DIRECTIONS :: Give again only what runs from the line with "Read out every word on this page." to the final line of the entries below, exactly as written and without pictures.

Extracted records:
-------

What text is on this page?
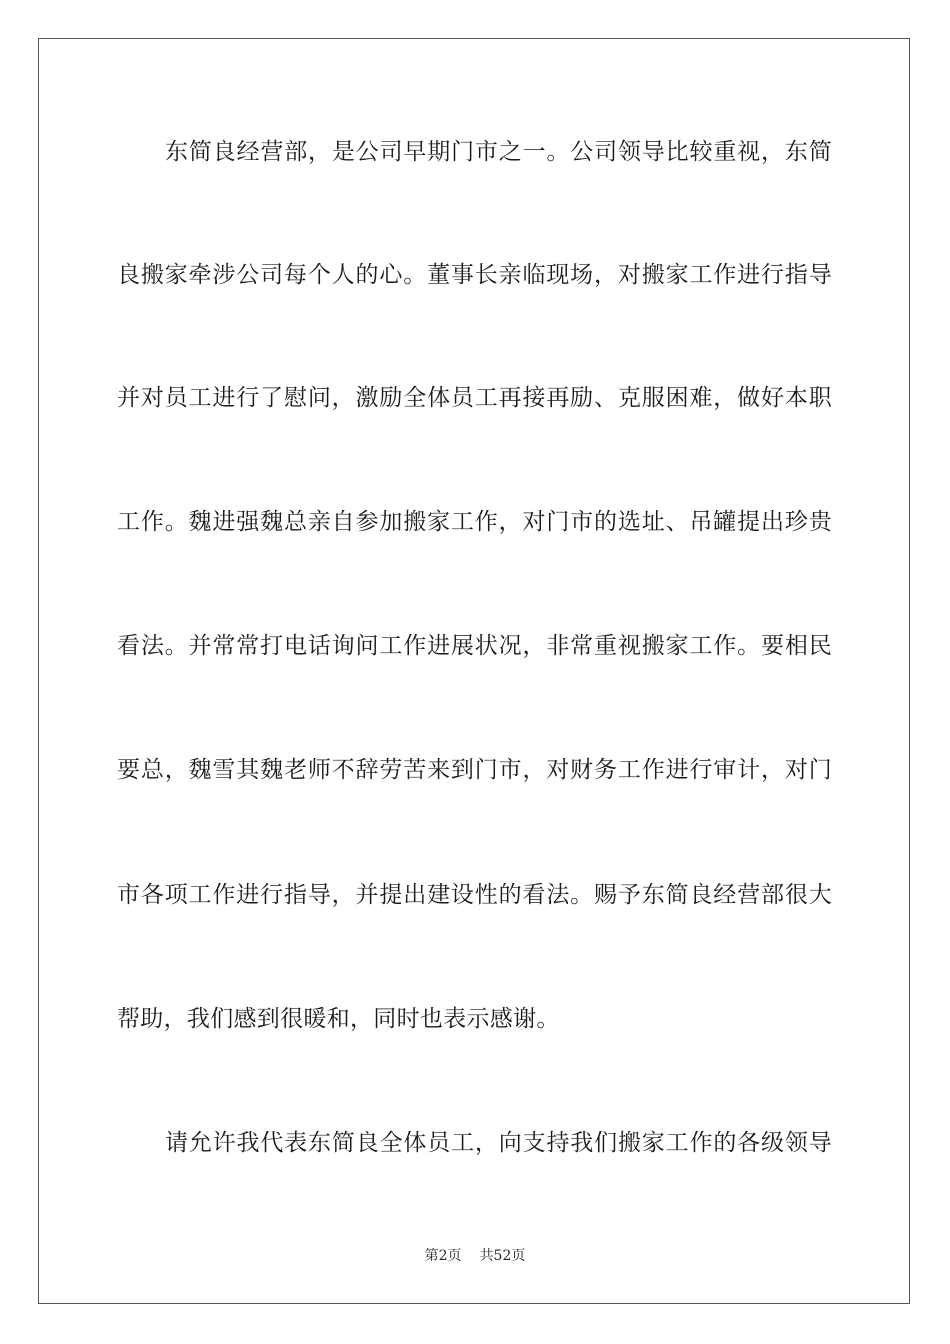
东简良经营部，是公司早期门市之一。公司领导比较重视，东简
良搬家牵涉公司每个人的心。董事长亲临现场，对搬家工作进行指导
并对员工进行了慰问，激励全体员工再接再励、克服困难，做好本职
工作。魏进强魏总亲自参加搬家工作，对门市的选址、吊罐提出珍贵
看法。并常常打电话询问工作进展状况，非常重视搬家工作。要相民
要总，魏雪其魏老师不辞劳苦来到门市，对财务工作进行审计，对门
市各项工作进行指导，并提出建设性的看法。赐予东简良经营部很大
帮助，我们感到很暖和，同时也表示感谢。
请允许我代表东简良全体员工，向支持我们搬家工作的各级领导
第2页 共52页
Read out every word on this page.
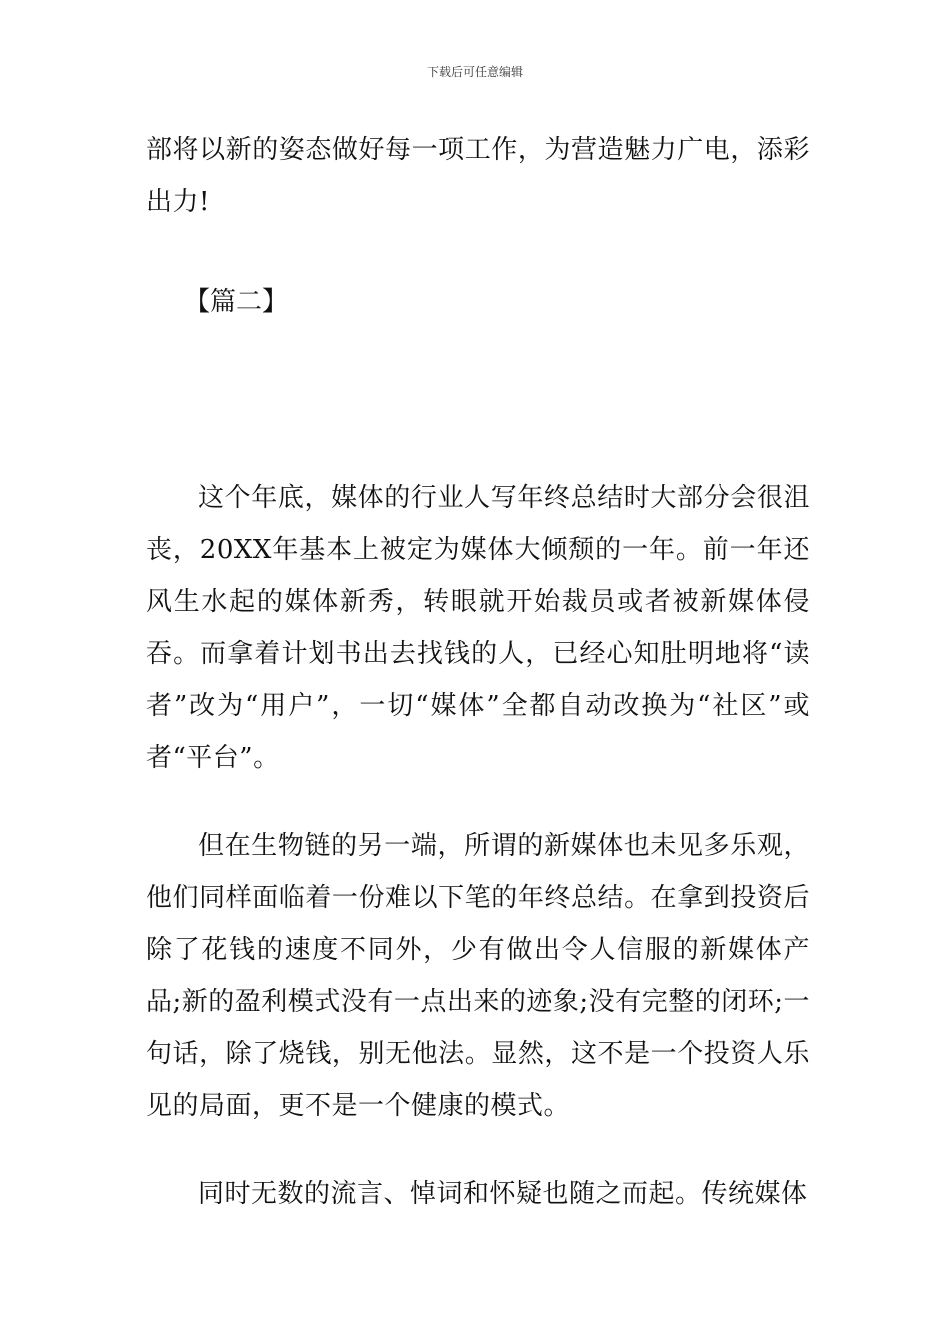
下载后可任意编辑

部将以新的姿态做好每一项工作，为营造魅力广电，添彩出力!

【篇二】

这个年底，媒体的行业人写年终总结时大部分会很沮丧，20XX年基本上被定为媒体大倾颓的一年。前一年还风生水起的媒体新秀，转眼就开始裁员或者被新媒体侵吞。而拿着计划书出去找钱的人，已经心知肚明地将“读者”改为“用户”，一切“媒体”全都自动改换为“社区”或者“平台”。

但在生物链的另一端，所谓的新媒体也未见多乐观，他们同样面临着一份难以下笔的年终总结。在拿到投资后除了花钱的速度不同外，少有做出令人信服的新媒体产品;新的盈利模式没有一点出来的迹象;没有完整的闭环;一句话，除了烧钱，别无他法。显然，这不是一个投资人乐见的局面，更不是一个健康的模式。

同时无数的流言、悼词和怀疑也随之而起。传统媒体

-------

EXPECTED OUTPUT ::
Read out every word on this page.
下载后可任意编辑

部将以新的姿态做好每一项工作，为营造魅力广电，添彩出力!

【篇二】

这个年底，媒体的行业人写年终总结时大部分会很沮丧，20XX年基本上被定为媒体大倾颓的一年。前一年还风生水起的媒体新秀，转眼就开始裁员或者被新媒体侵吞。而拿着计划书出去找钱的人，已经心知肚明地将“读者”改为“用户”，一切“媒体”全都自动改换为“社区”或者“平台”。

但在生物链的另一端，所谓的新媒体也未见多乐观，他们同样面临着一份难以下笔的年终总结。在拿到投资后除了花钱的速度不同外，少有做出令人信服的新媒体产品;新的盈利模式没有一点出来的迹象;没有完整的闭环;一句话，除了烧钱，别无他法。显然，这不是一个投资人乐见的局面，更不是一个健康的模式。

同时无数的流言、悼词和怀疑也随之而起。传统媒体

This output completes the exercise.